Request
Extract the text of every entry below exactly; leave images out.

-------

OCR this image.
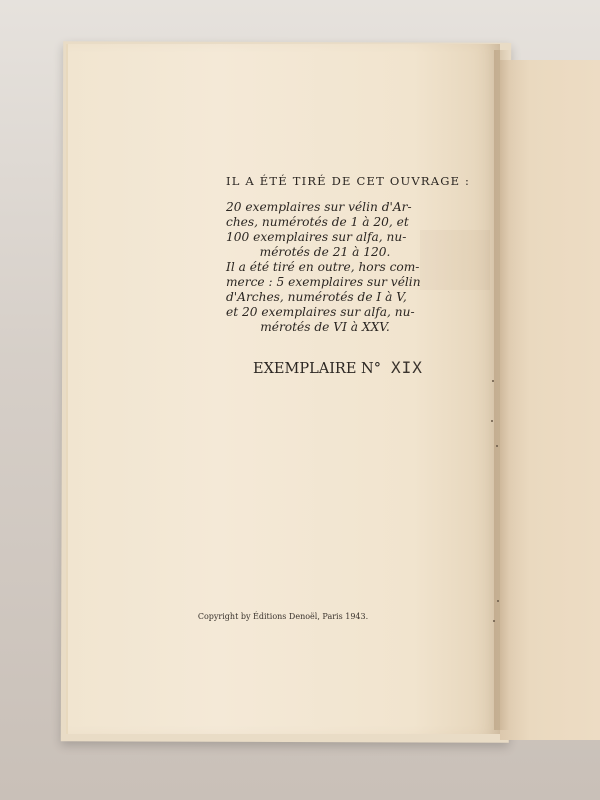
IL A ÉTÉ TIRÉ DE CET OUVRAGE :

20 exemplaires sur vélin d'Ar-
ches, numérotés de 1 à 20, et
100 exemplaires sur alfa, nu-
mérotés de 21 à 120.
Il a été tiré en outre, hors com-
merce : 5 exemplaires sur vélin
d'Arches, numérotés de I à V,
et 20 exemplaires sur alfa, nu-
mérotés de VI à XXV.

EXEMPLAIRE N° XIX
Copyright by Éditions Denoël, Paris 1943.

-------

Solution for this problem
OCR this image.
IL A ÉTÉ TIRÉ DE CET OUVRAGE :

20 exemplaires sur vélin d'Ar-
ches, numérotés de 1 à 20, et
100 exemplaires sur alfa, nu-
mérotés de 21 à 120.
Il a été tiré en outre, hors com-
merce : 5 exemplaires sur vélin
d'Arches, numérotés de I à V,
et 20 exemplaires sur alfa, nu-
mérotés de VI à XXV.

EXEMPLAIRE N° XIX
Copyright by Éditions Denoël, Paris 1943.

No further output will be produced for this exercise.